SUPPLIED MATERIAL:

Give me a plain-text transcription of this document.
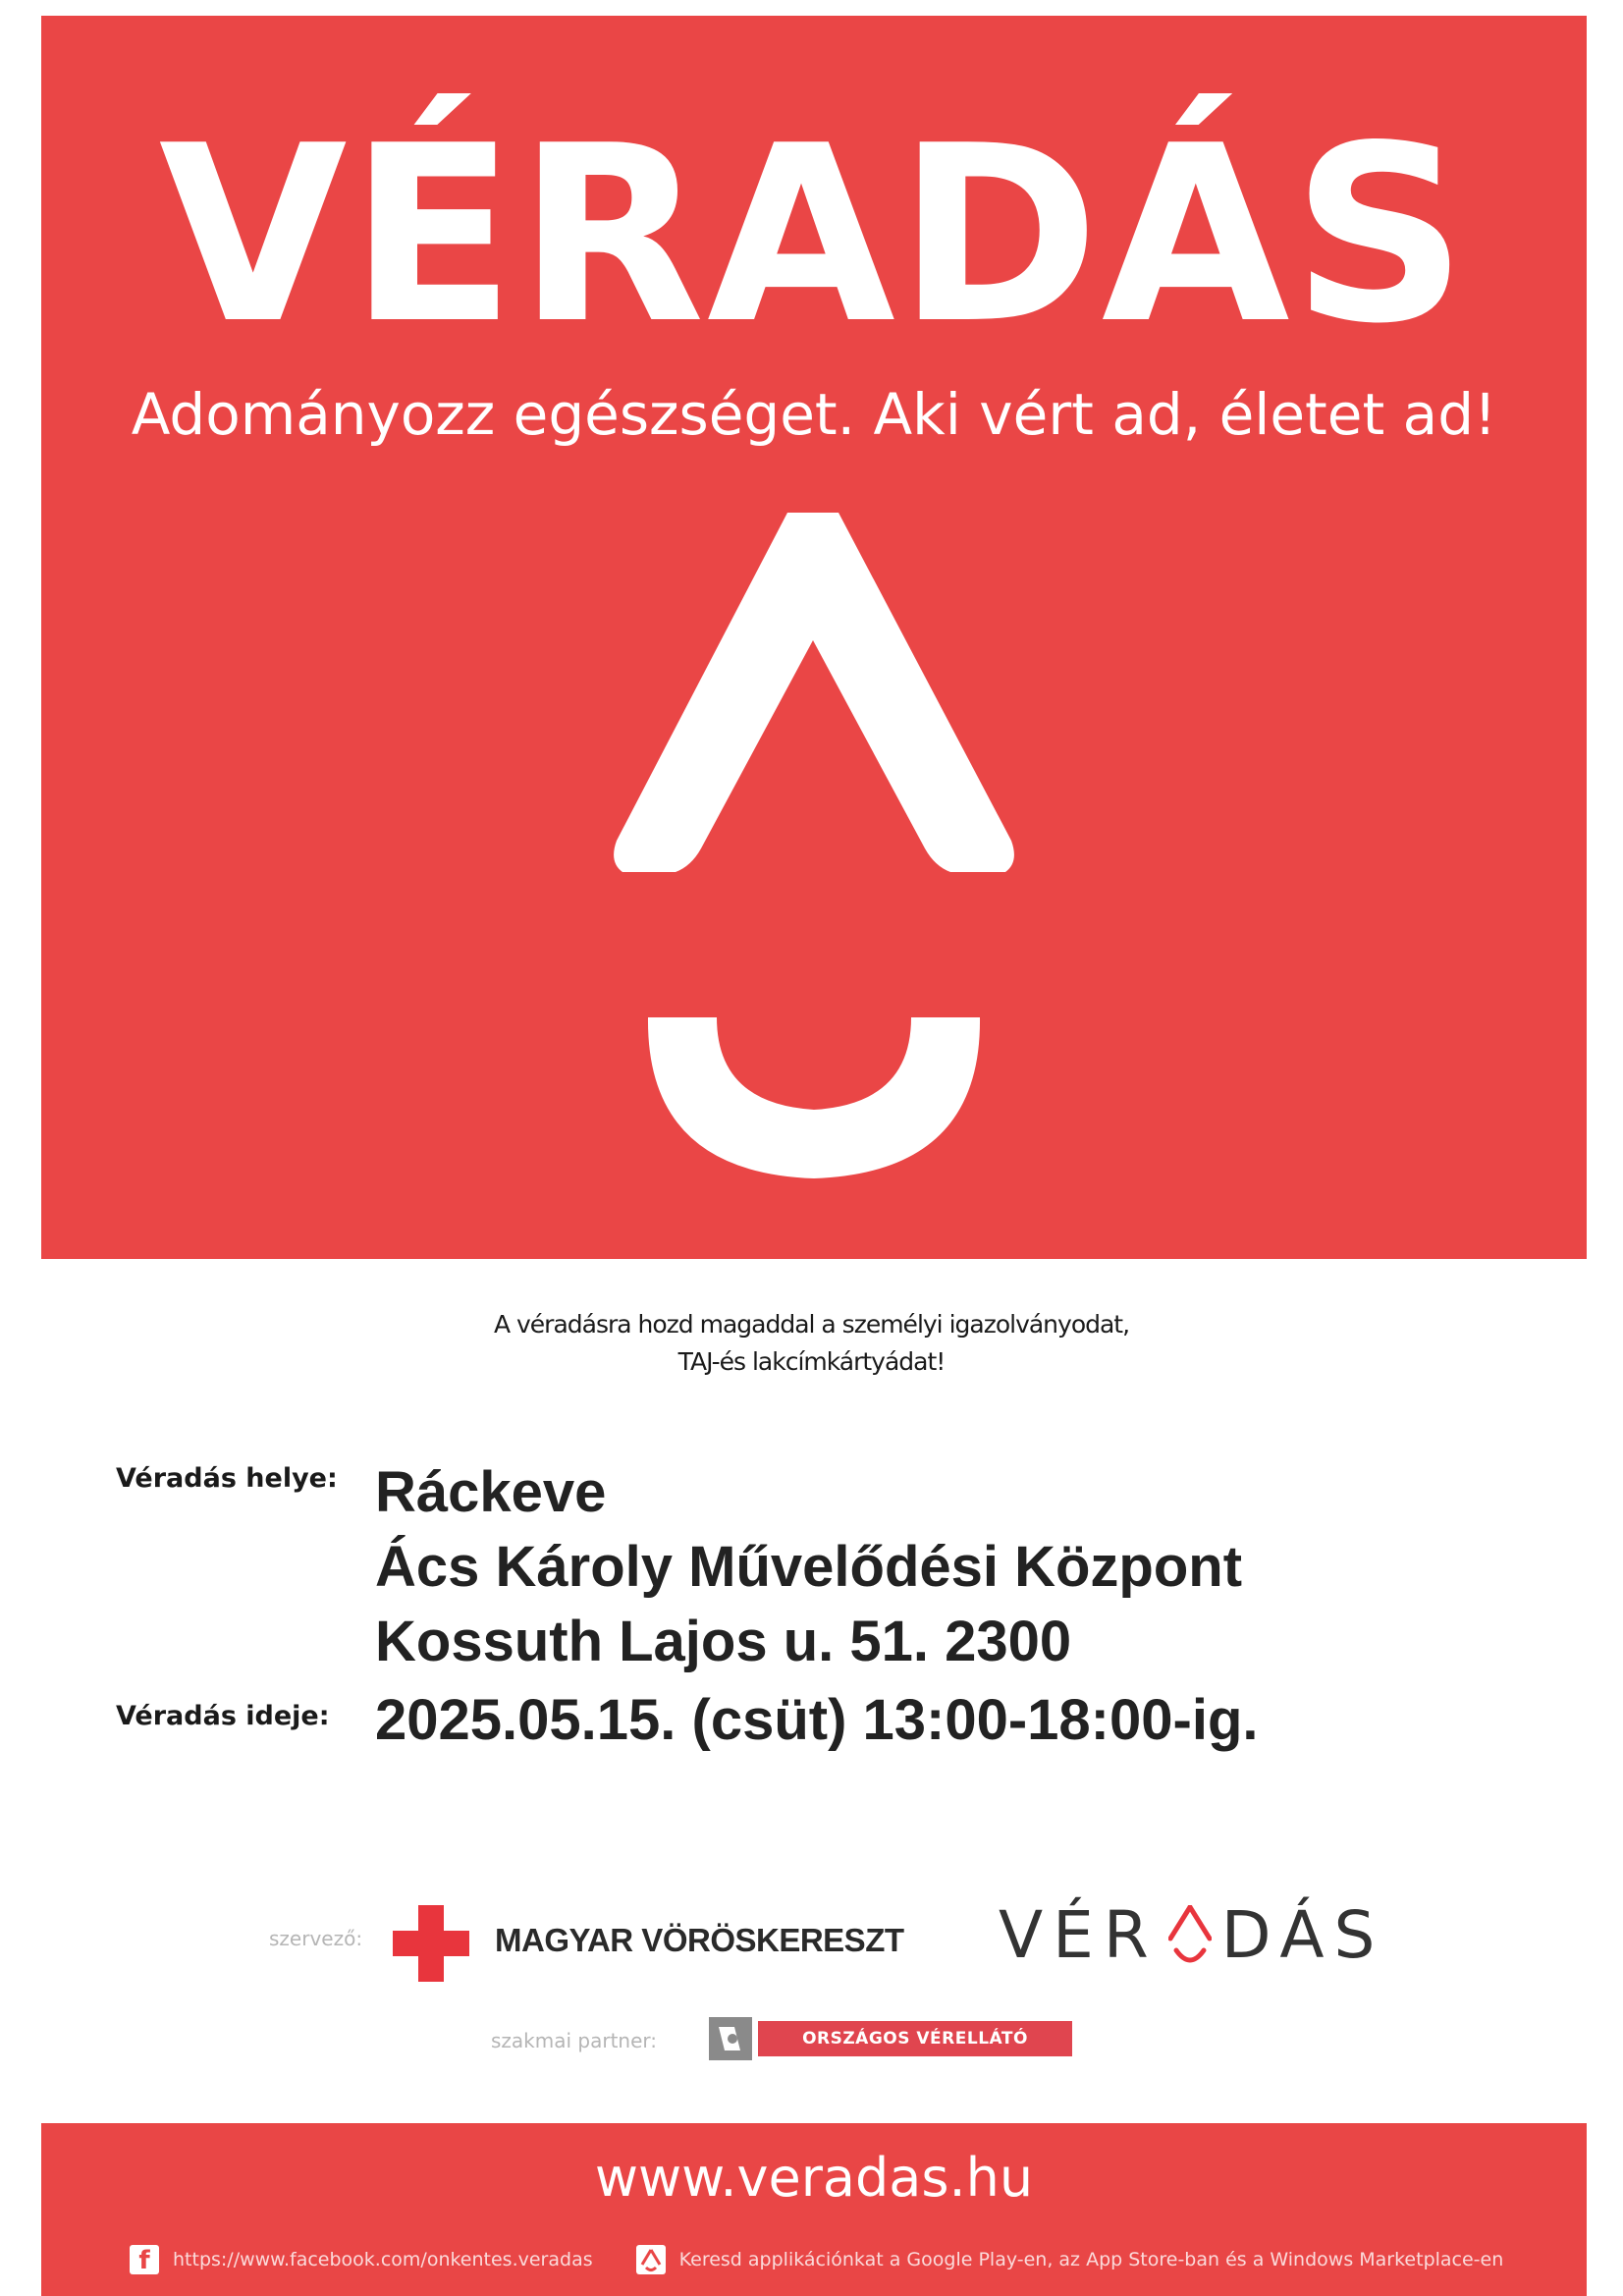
VÉRADÁS
Adományozz egészséget. Aki vért ad, életet ad!
A véradásra hozd magaddal a személyi igazolványodat,
TAJ-és lakcímkártyádat!
Véradás helye: Ráckeve
Ács Károly Művelődési Központ
Kossuth Lajos u. 51. 2300
Véradás ideje: 2025.05.15. (csüt) 13:00-18:00-ig.
szervező:	MAGYAR VÖRÖSKERESZT VÉR DÁS
szakmai partner:	ORSZÁGOS VÉRELLÁTÓ SZOLGÁLAT
www.veradas.hu
f https://www.facebook.com/onkentes.veradas	Keresd applikációnkat a Google Play-en, az App Store-ban és a Windows Marketplace-en
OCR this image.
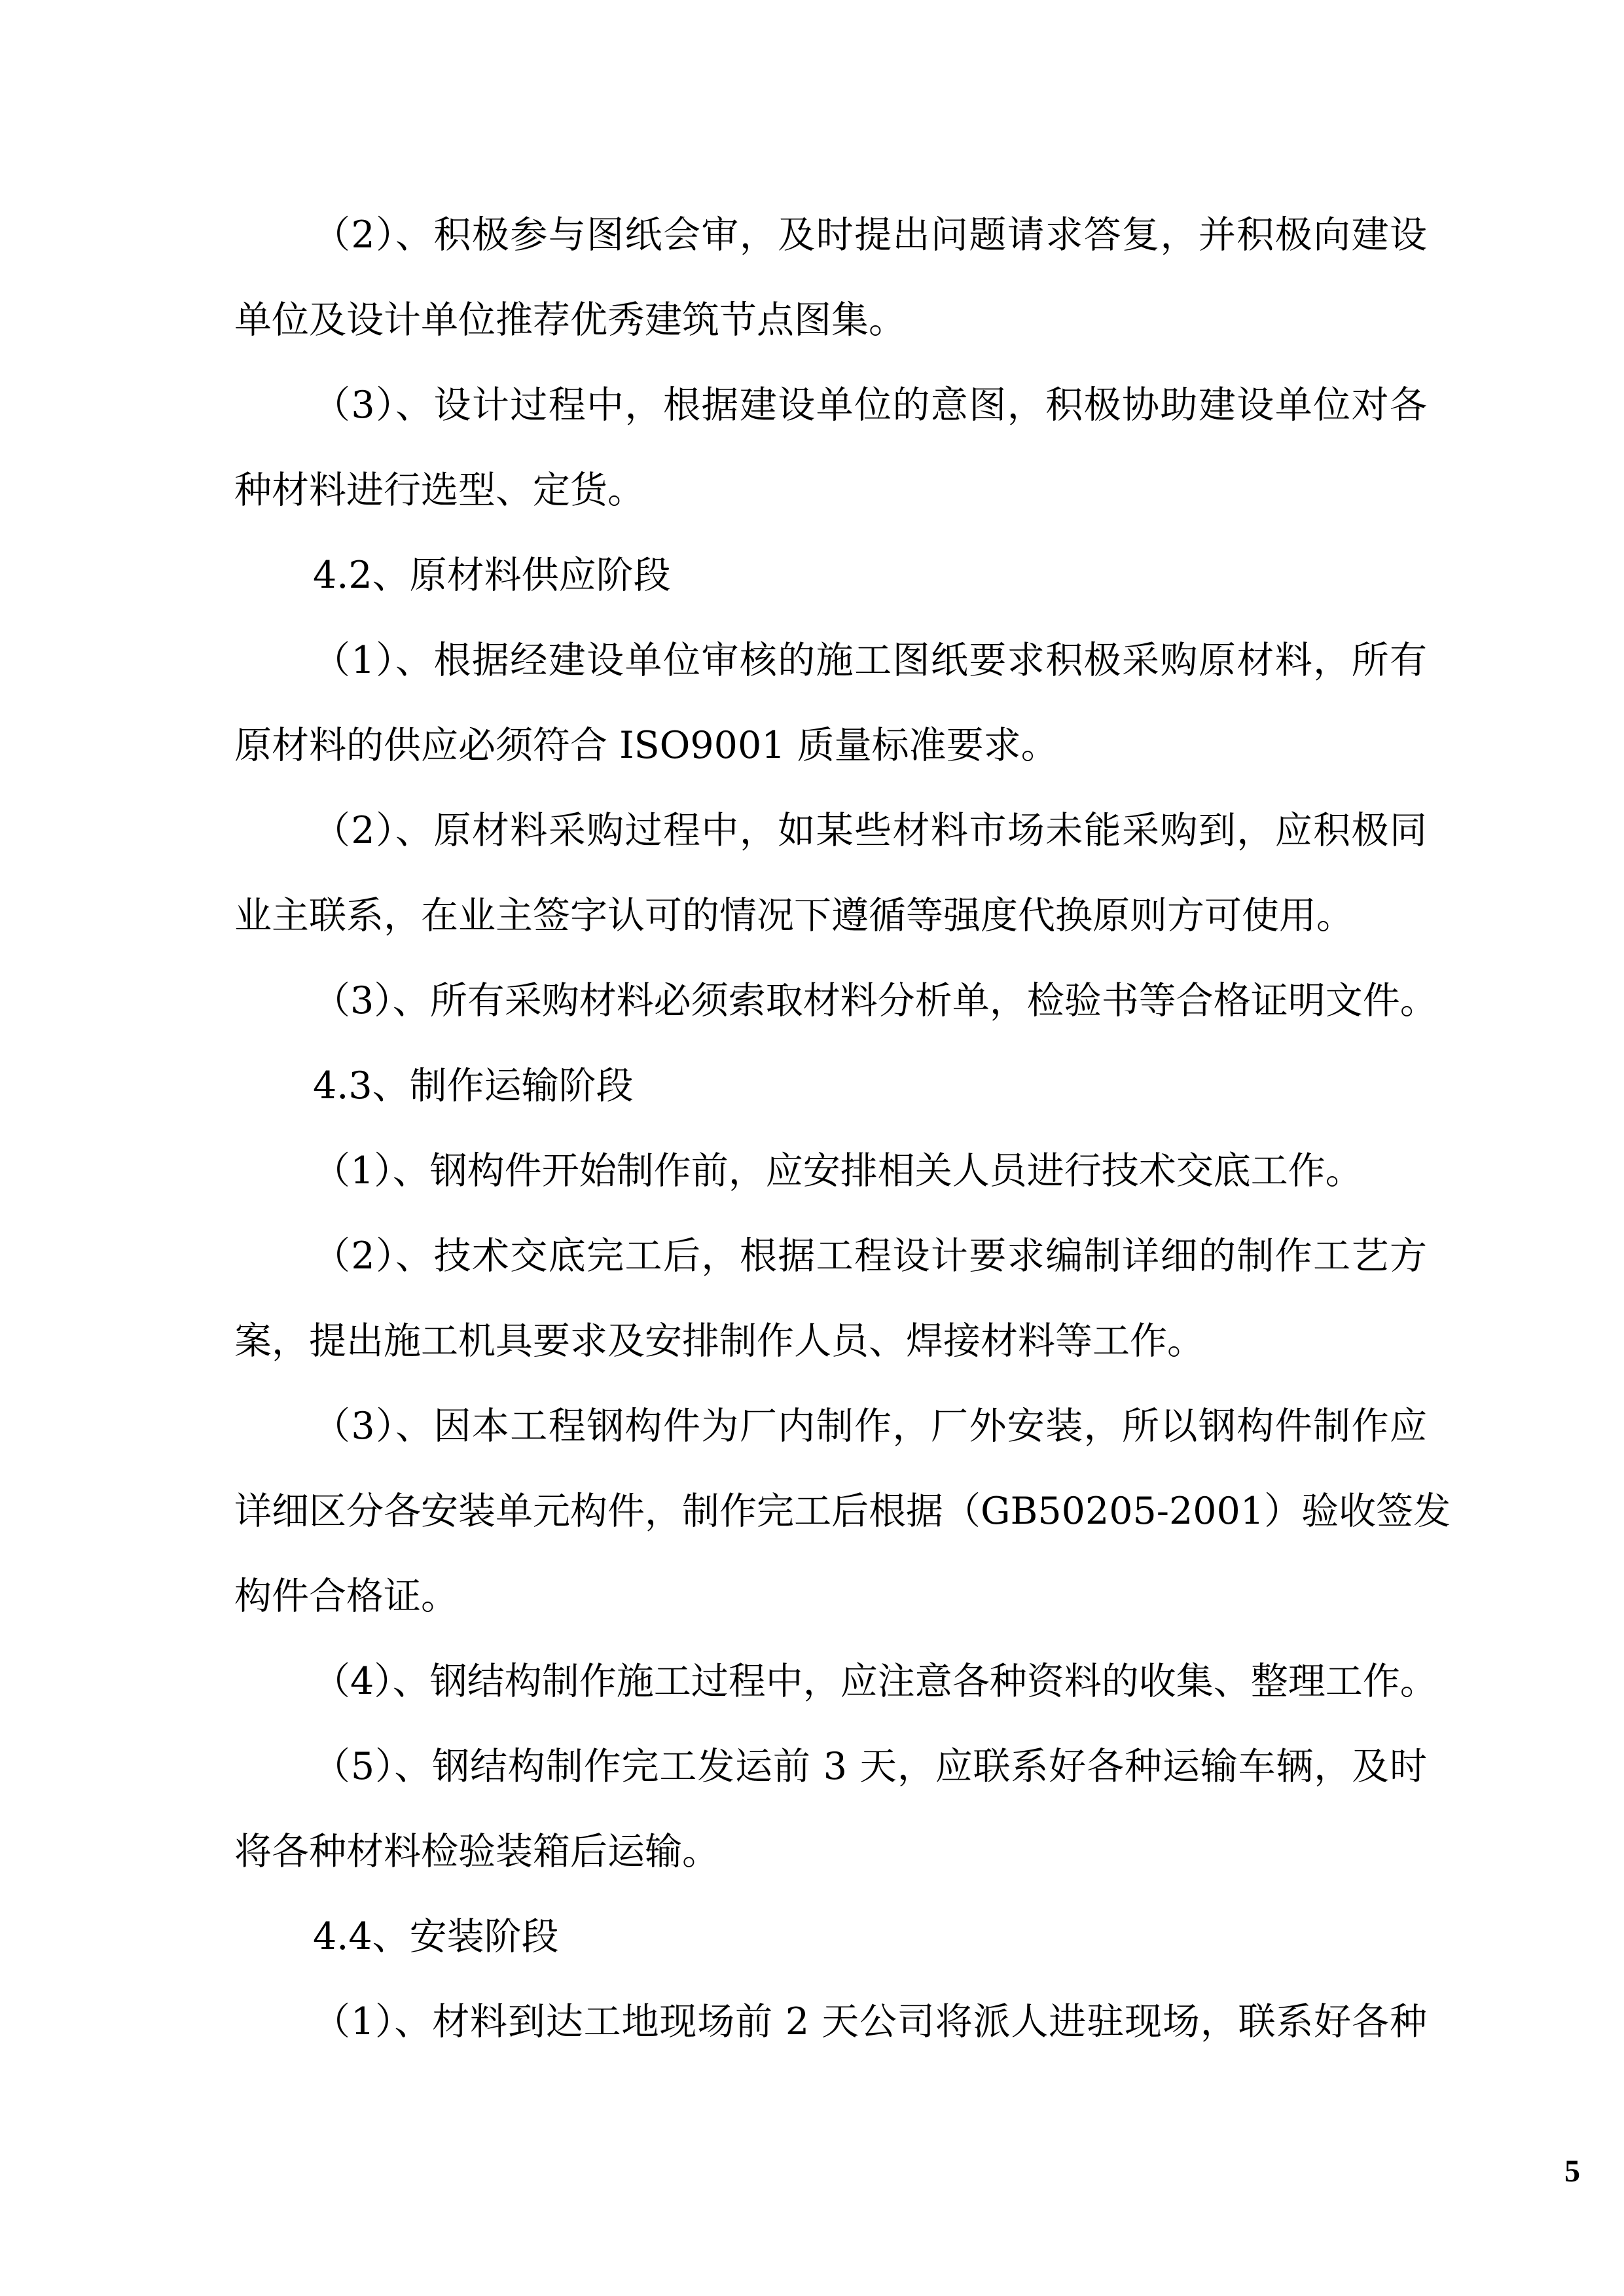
（2）、积极参与图纸会审，及时提出问题请求答复，并积极向建设
单位及设计单位推荐优秀建筑节点图集。
（3）、设计过程中，根据建设单位的意图，积极协助建设单位对各
种材料进行选型、定货。
4.2、原材料供应阶段
（1）、根据经建设单位审核的施工图纸要求积极采购原材料，所有
原材料的供应必须符合 ISO9001 质量标准要求。
（2）、原材料采购过程中，如某些材料市场未能采购到，应积极同
业主联系，在业主签字认可的情况下遵循等强度代换原则方可使用。
（3）、所有采购材料必须索取材料分析单，检验书等合格证明文件。
4.3、制作运输阶段
（1）、钢构件开始制作前，应安排相关人员进行技术交底工作。
（2）、技术交底完工后，根据工程设计要求编制详细的制作工艺方
案，提出施工机具要求及安排制作人员、焊接材料等工作。
（3）、因本工程钢构件为厂内制作，厂外安装，所以钢构件制作应
详细区分各安装单元构件，制作完工后根据（GB50205-2001）验收签发
构件合格证。
（4）、钢结构制作施工过程中，应注意各种资料的收集、整理工作。
（5）、钢结构制作完工发运前 3 天，应联系好各种运输车辆，及时
将各种材料检验装箱后运输。
4.4、安装阶段
（1）、材料到达工地现场前 2 天公司将派人进驻现场，联系好各种
5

EXERCISE PROMPT: State the number of lines in the records that include "this", and write nothing else.

RESULT BELOW: 2